Write the data out again exactly, with no pictures.

Input for this task
▬▬▬▬▬▬▬▬▬▬
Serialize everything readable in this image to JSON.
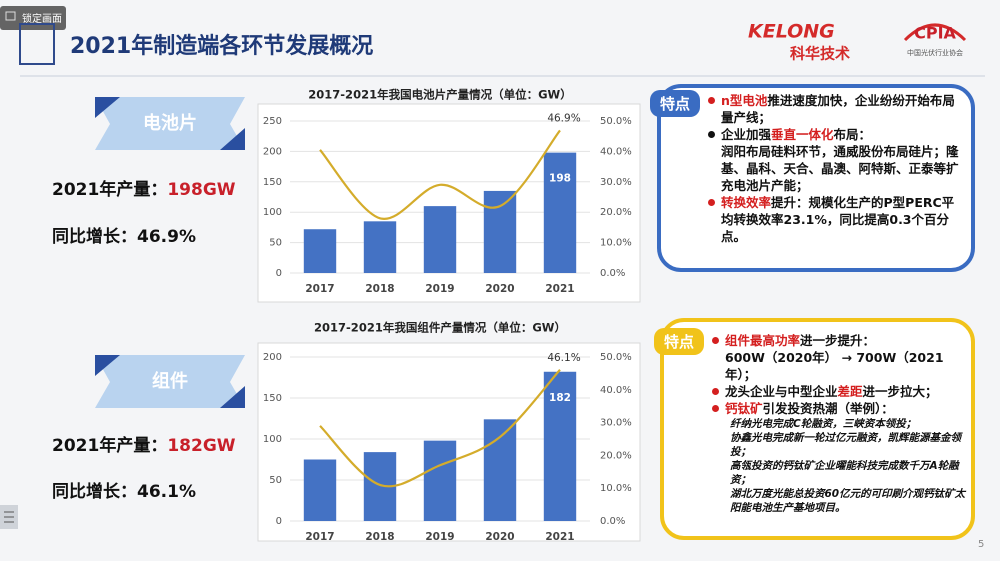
{
  "overlay": {
    "label": "锁定画面"
  },
  "header": {
    "title": "2021年制造端各环节发展概况",
    "logo_brand": "KELONG",
    "logo_brand_cn": "科华技术",
    "logo_org": "CPIA",
    "logo_org_cn": "中国光伏行业协会"
  },
  "sections": [
    {
      "name": "电池片",
      "output_label": "2021年产量：",
      "output_value": "198GW",
      "growth_label": "同比增长：",
      "growth_value": "46.9%",
      "tag": "特点",
      "bullets": [
        {
          "key": "n型电池",
          "after": "推进速度加快，企业纷纷开始布局量产线；"
        },
        {
          "before": "企业加强",
          "key": "垂直一体化",
          "after": "布局：",
          "notes": [
            "润阳布局硅料环节，通威股份布局硅片；隆基、晶科、天合、晶澳、阿特斯、正泰等扩充电池片产能；"
          ]
        },
        {
          "key": "转换效率",
          "after": "提升：规模化生产的P型PERC平均转换效率23.1%，同比提高0.3个百分点。"
        }
      ]
    },
    {
      "name": "组件",
      "output_label": "2021年产量：",
      "output_value": "182GW",
      "growth_label": "同比增长：",
      "growth_value": "46.1%",
      "tag": "特点",
      "bullets": [
        {
          "key": "组件最高功率",
          "after": "进一步提升：",
          "notes": [
            "600W（2020年） → 700W（2021年）；"
          ]
        },
        {
          "before": "龙头企业与中型企业",
          "key": "差距",
          "after": "进一步拉大；"
        },
        {
          "key": "钙钛矿",
          "after": "引发投资热潮（举例）：",
          "notes_italic": true,
          "notes": [
            "纤纳光电完成C轮融资，三峡资本领投；",
            "协鑫光电完成新一轮过亿元融资，凯辉能源基金领投；",
            "高瓴投资的钙钛矿企业曜能科技完成数千万A轮融资；",
            "湖北万度光能总投资60亿元的可印刷介观钙钛矿太阳能电池生产基地项目。"
          ]
        }
      ]
    }
  ],
  "page_number": "5",
  "chart_data": [
    {
      "type": "combo",
      "title": "2017-2021年我国电池片产量情况（单位：GW）",
      "categories": [
        "2017",
        "2018",
        "2019",
        "2020",
        "2021"
      ],
      "series": [
        {
          "type": "bar",
          "color": "#4472c4",
          "values": [
            72,
            85,
            110,
            135,
            198
          ],
          "value_labels": [
            null,
            null,
            null,
            null,
            "198"
          ]
        },
        {
          "type": "line",
          "axis": "y2",
          "color": "#d4ac2b",
          "values": [
            40.5,
            18,
            29,
            22,
            46.9
          ],
          "value_labels": [
            null,
            null,
            null,
            null,
            "46.9%"
          ]
        }
      ],
      "ylim": [
        0,
        250
      ],
      "yticks": [
        0,
        50,
        100,
        150,
        200,
        250
      ],
      "y2lim": [
        0,
        50
      ],
      "y2ticks": [
        {
          "value": 0,
          "label": "0.0%"
        },
        {
          "value": 10,
          "label": "10.0%"
        },
        {
          "value": 20,
          "label": "20.0%"
        },
        {
          "value": 30,
          "label": "30.0%"
        },
        {
          "value": 40,
          "label": "40.0%"
        },
        {
          "value": 50,
          "label": "50.0%"
        }
      ],
      "grid": true
    },
    {
      "type": "combo",
      "title": "2017-2021年我国组件产量情况（单位：GW）",
      "categories": [
        "2017",
        "2018",
        "2019",
        "2020",
        "2021"
      ],
      "series": [
        {
          "type": "bar",
          "color": "#4472c4",
          "values": [
            75,
            84,
            98,
            124,
            182
          ],
          "value_labels": [
            null,
            null,
            null,
            null,
            "182"
          ]
        },
        {
          "type": "line",
          "axis": "y2",
          "color": "#d4ac2b",
          "values": [
            29,
            11,
            17,
            25.6,
            46.1
          ],
          "value_labels": [
            null,
            null,
            null,
            null,
            "46.1%"
          ]
        }
      ],
      "ylim": [
        0,
        200
      ],
      "yticks": [
        0,
        50,
        100,
        150,
        200
      ],
      "y2lim": [
        0,
        50
      ],
      "y2ticks": [
        {
          "value": 0,
          "label": "0.0%"
        },
        {
          "value": 10,
          "label": "10.0%"
        },
        {
          "value": 20,
          "label": "20.0%"
        },
        {
          "value": 30,
          "label": "30.0%"
        },
        {
          "value": 40,
          "label": "40.0%"
        },
        {
          "value": 50,
          "label": "50.0%"
        }
      ],
      "grid": true
    }
  ]
}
▬▬▬▬▬▬▬▬▬▬
Task answer
Serialize everything readable in this image to JSON.
{
  "overlay": {
    "label": "锁定画面"
  },
  "header": {
    "title": "2021年制造端各环节发展概况",
    "logo_brand": "KELONG",
    "logo_brand_cn": "科华技术",
    "logo_org": "CPIA",
    "logo_org_cn": "中国光伏行业协会"
  },
  "sections": [
    {
      "name": "电池片",
      "output_label": "2021年产量：",
      "output_value": "198GW",
      "growth_label": "同比增长：",
      "growth_value": "46.9%",
      "tag": "特点",
      "bullets": [
        {
          "key": "n型电池",
          "after": "推进速度加快，企业纷纷开始布局量产线；"
        },
        {
          "before": "企业加强",
          "key": "垂直一体化",
          "after": "布局：",
          "notes": [
            "润阳布局硅料环节，通威股份布局硅片；隆基、晶科、天合、晶澳、阿特斯、正泰等扩充电池片产能；"
          ]
        },
        {
          "key": "转换效率",
          "after": "提升：规模化生产的P型PERC平均转换效率23.1%，同比提高0.3个百分点。"
        }
      ]
    },
    {
      "name": "组件",
      "output_label": "2021年产量：",
      "output_value": "182GW",
      "growth_label": "同比增长：",
      "growth_value": "46.1%",
      "tag": "特点",
      "bullets": [
        {
          "key": "组件最高功率",
          "after": "进一步提升：",
          "notes": [
            "600W（2020年） → 700W（2021年）；"
          ]
        },
        {
          "before": "龙头企业与中型企业",
          "key": "差距",
          "after": "进一步拉大；"
        },
        {
          "key": "钙钛矿",
          "after": "引发投资热潮（举例）：",
          "notes_italic": true,
          "notes": [
            "纤纳光电完成C轮融资，三峡资本领投；",
            "协鑫光电完成新一轮过亿元融资，凯辉能源基金领投；",
            "高瓴投资的钙钛矿企业曜能科技完成数千万A轮融资；",
            "湖北万度光能总投资60亿元的可印刷介观钙钛矿太阳能电池生产基地项目。"
          ]
        }
      ]
    }
  ],
  "page_number": "5",
  "chart_data": [
    {
      "type": "combo",
      "title": "2017-2021年我国电池片产量情况（单位：GW）",
      "categories": [
        "2017",
        "2018",
        "2019",
        "2020",
        "2021"
      ],
      "series": [
        {
          "type": "bar",
          "color": "#4472c4",
          "values": [
            72,
            85,
            110,
            135,
            198
          ],
          "value_labels": [
            null,
            null,
            null,
            null,
            "198"
          ]
        },
        {
          "type": "line",
          "axis": "y2",
          "color": "#d4ac2b",
          "values": [
            40.5,
            18,
            29,
            22,
            46.9
          ],
          "value_labels": [
            null,
            null,
            null,
            null,
            "46.9%"
          ]
        }
      ],
      "ylim": [
        0,
        250
      ],
      "yticks": [
        0,
        50,
        100,
        150,
        200,
        250
      ],
      "y2lim": [
        0,
        50
      ],
      "y2ticks": [
        {
          "value": 0,
          "label": "0.0%"
        },
        {
          "value": 10,
          "label": "10.0%"
        },
        {
          "value": 20,
          "label": "20.0%"
        },
        {
          "value": 30,
          "label": "30.0%"
        },
        {
          "value": 40,
          "label": "40.0%"
        },
        {
          "value": 50,
          "label": "50.0%"
        }
      ],
      "grid": true
    },
    {
      "type": "combo",
      "title": "2017-2021年我国组件产量情况（单位：GW）",
      "categories": [
        "2017",
        "2018",
        "2019",
        "2020",
        "2021"
      ],
      "series": [
        {
          "type": "bar",
          "color": "#4472c4",
          "values": [
            75,
            84,
            98,
            124,
            182
          ],
          "value_labels": [
            null,
            null,
            null,
            null,
            "182"
          ]
        },
        {
          "type": "line",
          "axis": "y2",
          "color": "#d4ac2b",
          "values": [
            29,
            11,
            17,
            25.6,
            46.1
          ],
          "value_labels": [
            null,
            null,
            null,
            null,
            "46.1%"
          ]
        }
      ],
      "ylim": [
        0,
        200
      ],
      "yticks": [
        0,
        50,
        100,
        150,
        200
      ],
      "y2lim": [
        0,
        50
      ],
      "y2ticks": [
        {
          "value": 0,
          "label": "0.0%"
        },
        {
          "value": 10,
          "label": "10.0%"
        },
        {
          "value": 20,
          "label": "20.0%"
        },
        {
          "value": 30,
          "label": "30.0%"
        },
        {
          "value": 40,
          "label": "40.0%"
        },
        {
          "value": 50,
          "label": "50.0%"
        }
      ],
      "grid": true
    }
  ]
}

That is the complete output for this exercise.